[INSTRUCTIONS TO FOLLOW]:
Copy out the records in full, word for word, without pictures.

[RECORDS FOR THE TASK]:
[Begin]

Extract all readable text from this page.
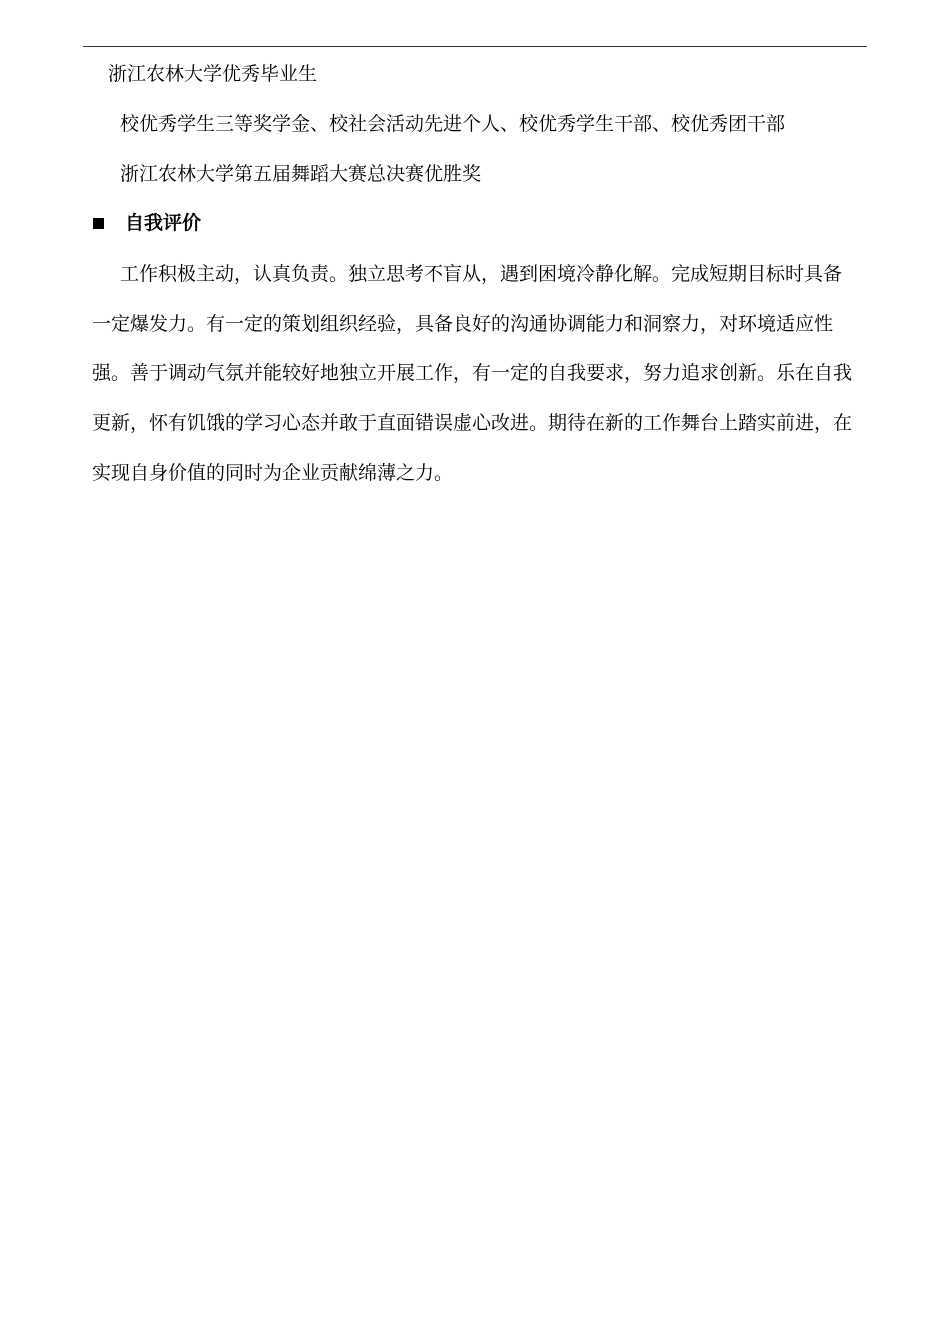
浙江农林大学优秀毕业生
校优秀学生三等奖学金、校社会活动先进个人、校优秀学生干部、校优秀团干部
浙江农林大学第五届舞蹈大赛总决赛优胜奖
自我评价
工作积极主动，认真负责。独立思考不盲从，遇到困境冷静化解。完成短期目标时具备
一定爆发力。有一定的策划组织经验，具备良好的沟通协调能力和洞察力，对环境适应性
强。善于调动气氛并能较好地独立开展工作，有一定的自我要求，努力追求创新。乐在自我
更新，怀有饥饿的学习心态并敢于直面错误虚心改进。期待在新的工作舞台上踏实前进，在
实现自身价值的同时为企业贡献绵薄之力。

[End]

[RESPONSE TO THE EXERCISE]:
Extract all readable text from this page.
浙江农林大学优秀毕业生
校优秀学生三等奖学金、校社会活动先进个人、校优秀学生干部、校优秀团干部
浙江农林大学第五届舞蹈大赛总决赛优胜奖
自我评价
工作积极主动，认真负责。独立思考不盲从，遇到困境冷静化解。完成短期目标时具备
一定爆发力。有一定的策划组织经验，具备良好的沟通协调能力和洞察力，对环境适应性
强。善于调动气氛并能较好地独立开展工作，有一定的自我要求，努力追求创新。乐在自我
更新，怀有饥饿的学习心态并敢于直面错误虚心改进。期待在新的工作舞台上踏实前进，在
实现自身价值的同时为企业贡献绵薄之力。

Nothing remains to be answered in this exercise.